(TO BE DONE):
Set down, word for word, the stretch of lines from the one containing "Convert this screenshot" to the end of the records below.
═══ GIVEN INFORMATION
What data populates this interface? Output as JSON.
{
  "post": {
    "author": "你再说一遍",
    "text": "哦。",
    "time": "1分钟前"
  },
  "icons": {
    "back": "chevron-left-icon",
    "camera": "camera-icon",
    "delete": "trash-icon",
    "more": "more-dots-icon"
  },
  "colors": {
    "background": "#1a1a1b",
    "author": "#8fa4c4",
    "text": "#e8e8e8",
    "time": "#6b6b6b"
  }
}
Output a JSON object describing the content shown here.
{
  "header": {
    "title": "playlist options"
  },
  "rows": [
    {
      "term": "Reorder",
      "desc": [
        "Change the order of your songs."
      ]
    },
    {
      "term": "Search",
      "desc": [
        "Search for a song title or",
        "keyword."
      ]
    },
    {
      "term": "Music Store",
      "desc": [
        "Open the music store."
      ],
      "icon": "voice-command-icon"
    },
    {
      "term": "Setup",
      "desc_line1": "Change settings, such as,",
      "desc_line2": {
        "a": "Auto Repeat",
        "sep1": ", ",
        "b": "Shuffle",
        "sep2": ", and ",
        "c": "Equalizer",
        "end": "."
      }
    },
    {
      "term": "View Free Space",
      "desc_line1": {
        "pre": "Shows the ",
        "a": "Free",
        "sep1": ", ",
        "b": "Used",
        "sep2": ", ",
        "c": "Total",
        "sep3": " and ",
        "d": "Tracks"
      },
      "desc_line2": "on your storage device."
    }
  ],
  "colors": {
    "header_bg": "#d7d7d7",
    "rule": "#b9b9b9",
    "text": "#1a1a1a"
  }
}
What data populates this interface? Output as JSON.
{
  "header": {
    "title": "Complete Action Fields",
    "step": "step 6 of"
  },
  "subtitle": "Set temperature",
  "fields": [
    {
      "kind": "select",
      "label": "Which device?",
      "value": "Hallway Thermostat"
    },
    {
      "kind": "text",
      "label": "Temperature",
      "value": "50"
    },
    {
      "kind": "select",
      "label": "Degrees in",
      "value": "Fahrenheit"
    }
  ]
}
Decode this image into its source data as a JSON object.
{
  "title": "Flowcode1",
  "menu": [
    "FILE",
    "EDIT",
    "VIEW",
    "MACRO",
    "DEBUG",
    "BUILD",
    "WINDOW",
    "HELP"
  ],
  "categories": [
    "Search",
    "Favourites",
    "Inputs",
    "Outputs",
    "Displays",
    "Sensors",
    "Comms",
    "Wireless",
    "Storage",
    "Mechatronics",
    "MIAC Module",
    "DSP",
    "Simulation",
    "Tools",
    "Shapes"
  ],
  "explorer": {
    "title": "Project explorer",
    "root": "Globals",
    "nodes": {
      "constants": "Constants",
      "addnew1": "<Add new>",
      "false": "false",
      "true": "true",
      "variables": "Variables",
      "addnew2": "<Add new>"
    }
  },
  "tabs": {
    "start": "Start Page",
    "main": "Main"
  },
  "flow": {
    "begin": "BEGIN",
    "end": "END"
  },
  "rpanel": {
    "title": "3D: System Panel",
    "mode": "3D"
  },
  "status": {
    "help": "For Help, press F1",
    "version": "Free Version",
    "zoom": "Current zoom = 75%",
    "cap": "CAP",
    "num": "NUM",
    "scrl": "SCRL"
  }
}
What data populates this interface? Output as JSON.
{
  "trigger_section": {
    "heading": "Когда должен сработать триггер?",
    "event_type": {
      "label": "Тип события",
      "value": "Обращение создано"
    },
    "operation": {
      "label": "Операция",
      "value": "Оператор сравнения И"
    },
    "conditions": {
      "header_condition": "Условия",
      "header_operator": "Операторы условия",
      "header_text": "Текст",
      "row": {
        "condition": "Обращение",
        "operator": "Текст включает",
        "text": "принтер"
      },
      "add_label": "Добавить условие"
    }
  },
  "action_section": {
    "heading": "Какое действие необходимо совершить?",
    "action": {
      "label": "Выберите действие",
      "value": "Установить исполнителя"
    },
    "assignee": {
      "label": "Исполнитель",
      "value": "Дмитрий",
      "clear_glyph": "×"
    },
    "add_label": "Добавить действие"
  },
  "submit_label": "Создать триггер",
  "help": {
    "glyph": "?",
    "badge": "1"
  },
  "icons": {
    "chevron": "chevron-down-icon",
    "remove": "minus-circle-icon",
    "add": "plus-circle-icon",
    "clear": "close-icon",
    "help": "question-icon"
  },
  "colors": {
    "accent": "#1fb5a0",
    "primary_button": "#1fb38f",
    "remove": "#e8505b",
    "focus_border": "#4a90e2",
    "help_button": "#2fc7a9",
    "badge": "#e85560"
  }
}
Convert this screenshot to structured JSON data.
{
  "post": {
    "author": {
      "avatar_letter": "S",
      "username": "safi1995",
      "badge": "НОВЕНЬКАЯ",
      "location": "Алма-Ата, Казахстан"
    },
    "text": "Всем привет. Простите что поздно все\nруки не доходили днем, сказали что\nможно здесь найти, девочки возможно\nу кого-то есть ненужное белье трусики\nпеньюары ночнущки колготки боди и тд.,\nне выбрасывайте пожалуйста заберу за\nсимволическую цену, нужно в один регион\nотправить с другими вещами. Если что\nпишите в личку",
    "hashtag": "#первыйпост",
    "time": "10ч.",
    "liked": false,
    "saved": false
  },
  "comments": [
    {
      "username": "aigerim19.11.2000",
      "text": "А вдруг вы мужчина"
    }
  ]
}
══════
(OUTPUT FOR THIS TASK):
Convert this screenshot to structured JSON data.
{
  "post": {
    "author": {
      "avatar_letter": "S",
      "username": "safi1995",
      "badge": "НОВЕНЬКАЯ",
      "location": "Алма-Ата, Казахстан"
    },
    "text": "Всем привет. Простите что поздно все\nруки не доходили днем, сказали что\nможно здесь найти, девочки возможно\nу кого-то есть ненужное белье трусики\nпеньюары ночнущки колготки боди и тд.,\nне выбрасывайте пожалуйста заберу за\nсимволическую цену, нужно в один регион\nотправить с другими вещами. Если что\nпишите в личку",
    "hashtag": "#первыйпост",
    "time": "10ч.",
    "liked": false,
    "saved": false
  },
  "comments": [
    {
      "username": "aigerim19.11.2000",
      "text": "А вдруг вы мужчина"
    }
  ]
}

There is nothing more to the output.